> [EXTRACTED TEXT]
------------------------------------------------------------
02 April 2012 ~ 2 Comments

The shortest post of the club so far….

After reading this book, where do you see some easy steps forward (low hanging fruit if you will) in the following mission:

Helping parents indentify themselves as the primary faith formers of their children and giving them some practical tools to do so.



26 March 2012 ~ 3 Comments

A practice scenario

This was another chapter chock full of very practical ideas.  I really liked the concreteness of what they learned about the first two weeks of college and the intentionality that they encourage parents to have in the last school year and summer.

Our community is unique in it’s college preparation, as there is a great deal of preparation for testing as well as sorority preparations.  One of the reasons we do this so well is that there are very clear plans to work for both higher test scores and getting into the right sorority (I don’t know if the same type of things happen around fraternities).

This chapter offers some nice plans to work for sticky faith in the transition to college.  I think before one forms a plan we can as “what is my hope for my college student’s faith during college.”  We first need a goal, then a plan for that goal, and then we work the plan.  How do we do this without being helicopter or Velcro parents?
------------------------------------------------------------
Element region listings
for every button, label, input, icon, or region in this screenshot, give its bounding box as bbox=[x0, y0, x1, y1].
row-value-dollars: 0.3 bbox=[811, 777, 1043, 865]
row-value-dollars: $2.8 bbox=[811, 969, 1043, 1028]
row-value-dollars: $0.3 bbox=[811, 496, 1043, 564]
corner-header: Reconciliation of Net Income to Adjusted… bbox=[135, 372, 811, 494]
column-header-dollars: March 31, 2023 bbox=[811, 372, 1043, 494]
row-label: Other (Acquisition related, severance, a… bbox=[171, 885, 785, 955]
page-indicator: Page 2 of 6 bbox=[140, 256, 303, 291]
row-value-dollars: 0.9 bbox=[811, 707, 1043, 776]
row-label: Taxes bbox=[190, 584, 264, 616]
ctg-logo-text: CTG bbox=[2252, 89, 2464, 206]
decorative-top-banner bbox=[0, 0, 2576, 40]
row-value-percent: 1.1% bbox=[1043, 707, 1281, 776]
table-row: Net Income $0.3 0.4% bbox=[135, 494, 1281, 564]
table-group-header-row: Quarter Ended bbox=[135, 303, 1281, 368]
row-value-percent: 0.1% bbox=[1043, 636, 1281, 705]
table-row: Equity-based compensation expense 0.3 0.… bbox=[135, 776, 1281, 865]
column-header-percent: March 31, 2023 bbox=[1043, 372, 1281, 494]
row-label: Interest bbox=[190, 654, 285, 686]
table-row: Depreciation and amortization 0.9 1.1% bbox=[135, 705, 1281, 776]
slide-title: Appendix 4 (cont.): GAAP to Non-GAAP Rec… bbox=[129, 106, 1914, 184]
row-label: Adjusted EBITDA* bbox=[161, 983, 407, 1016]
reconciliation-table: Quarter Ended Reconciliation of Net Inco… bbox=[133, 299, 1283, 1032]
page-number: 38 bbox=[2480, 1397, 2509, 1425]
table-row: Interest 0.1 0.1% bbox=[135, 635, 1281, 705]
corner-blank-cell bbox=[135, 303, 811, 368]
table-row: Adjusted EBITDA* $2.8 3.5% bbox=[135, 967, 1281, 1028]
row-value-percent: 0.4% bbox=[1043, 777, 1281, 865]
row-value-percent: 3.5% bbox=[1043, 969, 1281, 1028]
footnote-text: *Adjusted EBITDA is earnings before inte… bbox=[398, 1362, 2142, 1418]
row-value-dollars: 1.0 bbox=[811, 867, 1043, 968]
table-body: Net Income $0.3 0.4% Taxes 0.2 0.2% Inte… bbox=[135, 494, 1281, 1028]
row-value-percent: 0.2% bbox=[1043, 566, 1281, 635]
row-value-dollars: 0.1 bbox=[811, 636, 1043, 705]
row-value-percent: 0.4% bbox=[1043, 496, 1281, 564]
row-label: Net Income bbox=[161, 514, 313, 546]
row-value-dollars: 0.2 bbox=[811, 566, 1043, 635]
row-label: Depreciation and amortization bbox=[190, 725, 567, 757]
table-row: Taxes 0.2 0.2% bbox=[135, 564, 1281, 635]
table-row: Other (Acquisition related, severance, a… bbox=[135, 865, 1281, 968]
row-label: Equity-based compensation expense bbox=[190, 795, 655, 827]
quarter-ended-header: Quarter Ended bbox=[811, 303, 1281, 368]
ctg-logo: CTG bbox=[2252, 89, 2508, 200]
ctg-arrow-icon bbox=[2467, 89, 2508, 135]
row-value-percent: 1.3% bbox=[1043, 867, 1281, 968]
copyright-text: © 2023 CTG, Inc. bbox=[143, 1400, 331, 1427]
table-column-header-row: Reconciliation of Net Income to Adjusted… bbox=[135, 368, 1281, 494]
------------------------------------------------------------
> [YOUR TASK]
Answer these questions from the blog text:
(a) What mission does the April 2 post ask readers to think about?
(b) What two kinds of college preparation does the writer say the community does a great deal of?
(c) What three steps does the writer list, in order?
Use only the blog text to answer.

> [COMPLETED TASK]
(a) Helping parents see themselves as the primary faith formers of their children and giving them practical tools to do so.
(b) Preparation for testing and sorority preparations.
(c) First set a goal, then make a plan for that goal, then work the plan.